**PROBLEM DETAILS**
Keep only the lines of the data below that contain "Bill", and copy them.

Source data
════════
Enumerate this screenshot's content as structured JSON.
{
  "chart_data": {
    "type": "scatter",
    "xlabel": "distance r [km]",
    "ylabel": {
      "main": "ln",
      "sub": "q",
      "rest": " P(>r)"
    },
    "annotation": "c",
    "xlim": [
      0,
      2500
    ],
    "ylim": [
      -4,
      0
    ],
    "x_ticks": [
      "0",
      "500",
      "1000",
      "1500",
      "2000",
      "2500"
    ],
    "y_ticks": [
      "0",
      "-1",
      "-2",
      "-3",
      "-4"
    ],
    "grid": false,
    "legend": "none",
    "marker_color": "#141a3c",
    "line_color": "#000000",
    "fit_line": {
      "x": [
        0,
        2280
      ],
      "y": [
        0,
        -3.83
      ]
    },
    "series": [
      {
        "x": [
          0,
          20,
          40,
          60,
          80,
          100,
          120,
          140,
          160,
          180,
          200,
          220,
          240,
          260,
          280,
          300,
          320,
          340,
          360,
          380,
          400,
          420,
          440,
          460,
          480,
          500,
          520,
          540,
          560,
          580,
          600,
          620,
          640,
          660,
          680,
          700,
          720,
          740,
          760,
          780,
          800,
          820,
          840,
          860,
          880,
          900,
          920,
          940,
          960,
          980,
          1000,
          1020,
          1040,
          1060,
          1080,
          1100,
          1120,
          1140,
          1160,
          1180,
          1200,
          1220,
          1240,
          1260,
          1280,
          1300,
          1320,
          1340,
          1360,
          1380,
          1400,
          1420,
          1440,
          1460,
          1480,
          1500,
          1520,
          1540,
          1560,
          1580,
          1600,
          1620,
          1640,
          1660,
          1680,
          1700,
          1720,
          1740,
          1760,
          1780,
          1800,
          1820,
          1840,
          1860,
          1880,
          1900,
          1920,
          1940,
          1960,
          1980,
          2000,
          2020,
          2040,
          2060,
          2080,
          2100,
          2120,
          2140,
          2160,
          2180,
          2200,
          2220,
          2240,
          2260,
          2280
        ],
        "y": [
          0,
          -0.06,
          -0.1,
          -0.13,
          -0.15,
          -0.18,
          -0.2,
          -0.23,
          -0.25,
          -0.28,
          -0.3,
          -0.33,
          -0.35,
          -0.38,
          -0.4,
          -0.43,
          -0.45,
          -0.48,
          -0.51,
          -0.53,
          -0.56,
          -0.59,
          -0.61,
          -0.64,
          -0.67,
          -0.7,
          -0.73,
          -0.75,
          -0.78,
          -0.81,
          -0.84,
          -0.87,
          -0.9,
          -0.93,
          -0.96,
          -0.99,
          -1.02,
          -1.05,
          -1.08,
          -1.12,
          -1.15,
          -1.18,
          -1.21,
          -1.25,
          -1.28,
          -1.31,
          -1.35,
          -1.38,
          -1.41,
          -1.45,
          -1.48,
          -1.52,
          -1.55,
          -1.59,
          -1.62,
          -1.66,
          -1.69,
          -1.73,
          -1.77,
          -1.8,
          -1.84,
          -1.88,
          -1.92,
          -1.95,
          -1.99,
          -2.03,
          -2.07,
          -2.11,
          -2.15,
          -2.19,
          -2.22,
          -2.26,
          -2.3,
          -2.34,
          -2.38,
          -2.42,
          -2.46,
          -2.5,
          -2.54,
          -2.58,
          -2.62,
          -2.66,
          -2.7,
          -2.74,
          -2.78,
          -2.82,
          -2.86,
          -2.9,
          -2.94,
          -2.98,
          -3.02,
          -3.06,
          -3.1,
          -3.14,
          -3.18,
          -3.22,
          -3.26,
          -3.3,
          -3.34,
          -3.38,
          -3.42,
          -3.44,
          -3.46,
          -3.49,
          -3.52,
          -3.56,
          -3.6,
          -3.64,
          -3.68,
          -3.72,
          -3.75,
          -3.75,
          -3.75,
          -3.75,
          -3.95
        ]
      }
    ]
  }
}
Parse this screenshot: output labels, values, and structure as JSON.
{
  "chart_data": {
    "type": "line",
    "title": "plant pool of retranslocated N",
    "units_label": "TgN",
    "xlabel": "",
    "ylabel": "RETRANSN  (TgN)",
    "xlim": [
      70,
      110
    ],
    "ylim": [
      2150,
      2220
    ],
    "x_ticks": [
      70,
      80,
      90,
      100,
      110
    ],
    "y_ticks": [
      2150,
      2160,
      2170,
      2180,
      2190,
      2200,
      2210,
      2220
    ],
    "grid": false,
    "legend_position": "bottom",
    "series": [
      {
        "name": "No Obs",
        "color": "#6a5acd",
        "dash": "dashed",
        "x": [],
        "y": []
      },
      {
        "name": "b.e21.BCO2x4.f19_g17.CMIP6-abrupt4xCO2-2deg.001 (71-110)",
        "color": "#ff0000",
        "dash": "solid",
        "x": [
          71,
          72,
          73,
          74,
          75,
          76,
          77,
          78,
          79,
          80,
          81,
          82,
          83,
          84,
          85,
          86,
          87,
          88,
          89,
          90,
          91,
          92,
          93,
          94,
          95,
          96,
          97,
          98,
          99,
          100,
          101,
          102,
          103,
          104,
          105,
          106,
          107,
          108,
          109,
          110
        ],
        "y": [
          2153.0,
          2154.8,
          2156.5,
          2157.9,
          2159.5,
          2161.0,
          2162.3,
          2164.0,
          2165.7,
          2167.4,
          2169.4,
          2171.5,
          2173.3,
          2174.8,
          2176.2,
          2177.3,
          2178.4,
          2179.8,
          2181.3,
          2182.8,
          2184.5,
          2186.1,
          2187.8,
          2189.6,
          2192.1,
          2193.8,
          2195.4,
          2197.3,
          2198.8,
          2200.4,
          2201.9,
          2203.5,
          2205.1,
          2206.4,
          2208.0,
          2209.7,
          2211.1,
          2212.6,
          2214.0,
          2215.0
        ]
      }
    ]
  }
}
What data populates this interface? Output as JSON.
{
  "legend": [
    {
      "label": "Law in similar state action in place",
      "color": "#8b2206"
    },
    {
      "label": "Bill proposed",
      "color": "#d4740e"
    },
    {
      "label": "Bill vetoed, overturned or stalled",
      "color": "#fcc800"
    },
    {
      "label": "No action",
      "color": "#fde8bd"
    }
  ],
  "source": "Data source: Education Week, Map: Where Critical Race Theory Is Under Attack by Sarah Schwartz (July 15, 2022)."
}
════════
**ANSWER TO THIS EXERCISE**
      "label": "Bill proposed",
      "label": "Bill vetoed, overturned or stalled",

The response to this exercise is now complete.